>> Begin
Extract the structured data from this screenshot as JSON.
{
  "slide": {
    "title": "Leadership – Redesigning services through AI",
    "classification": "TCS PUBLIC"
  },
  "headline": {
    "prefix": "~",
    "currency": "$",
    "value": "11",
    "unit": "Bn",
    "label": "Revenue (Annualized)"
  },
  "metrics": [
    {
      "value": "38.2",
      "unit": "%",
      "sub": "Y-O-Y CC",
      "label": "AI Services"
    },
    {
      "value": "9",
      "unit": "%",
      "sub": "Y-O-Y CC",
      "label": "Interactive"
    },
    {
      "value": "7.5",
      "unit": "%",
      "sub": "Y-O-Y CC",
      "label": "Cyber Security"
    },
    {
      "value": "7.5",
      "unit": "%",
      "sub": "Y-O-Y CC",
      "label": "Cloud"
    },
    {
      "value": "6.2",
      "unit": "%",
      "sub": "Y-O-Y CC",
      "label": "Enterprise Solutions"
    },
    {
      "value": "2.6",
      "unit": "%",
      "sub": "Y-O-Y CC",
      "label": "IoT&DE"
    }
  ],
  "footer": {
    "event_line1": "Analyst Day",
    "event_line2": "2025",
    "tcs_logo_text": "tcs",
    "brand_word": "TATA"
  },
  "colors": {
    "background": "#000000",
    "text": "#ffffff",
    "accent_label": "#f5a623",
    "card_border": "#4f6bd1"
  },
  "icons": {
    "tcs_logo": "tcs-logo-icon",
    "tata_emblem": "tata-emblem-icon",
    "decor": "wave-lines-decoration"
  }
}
>> End
### PROBLEM TO SOLVE
Nothing should be left out: return all of the records exactly.

### OUTPUT FOR THIS EXERCISE
Extract the structured data from this screenshot as JSON.
{
  "slide": {
    "title": "Leadership – Redesigning services through AI",
    "classification": "TCS PUBLIC"
  },
  "headline": {
    "prefix": "~",
    "currency": "$",
    "value": "11",
    "unit": "Bn",
    "label": "Revenue (Annualized)"
  },
  "metrics": [
    {
      "value": "38.2",
      "unit": "%",
      "sub": "Y-O-Y CC",
      "label": "AI Services"
    },
    {
      "value": "9",
      "unit": "%",
      "sub": "Y-O-Y CC",
      "label": "Interactive"
    },
    {
      "value": "7.5",
      "unit": "%",
      "sub": "Y-O-Y CC",
      "label": "Cyber Security"
    },
    {
      "value": "7.5",
      "unit": "%",
      "sub": "Y-O-Y CC",
      "label": "Cloud"
    },
    {
      "value": "6.2",
      "unit": "%",
      "sub": "Y-O-Y CC",
      "label": "Enterprise Solutions"
    },
    {
      "value": "2.6",
      "unit": "%",
      "sub": "Y-O-Y CC",
      "label": "IoT&DE"
    }
  ],
  "footer": {
    "event_line1": "Analyst Day",
    "event_line2": "2025",
    "tcs_logo_text": "tcs",
    "brand_word": "TATA"
  },
  "colors": {
    "background": "#000000",
    "text": "#ffffff",
    "accent_label": "#f5a623",
    "card_border": "#4f6bd1"
  },
  "icons": {
    "tcs_logo": "tcs-logo-icon",
    "tata_emblem": "tata-emblem-icon",
    "decor": "wave-lines-decoration"
  }
}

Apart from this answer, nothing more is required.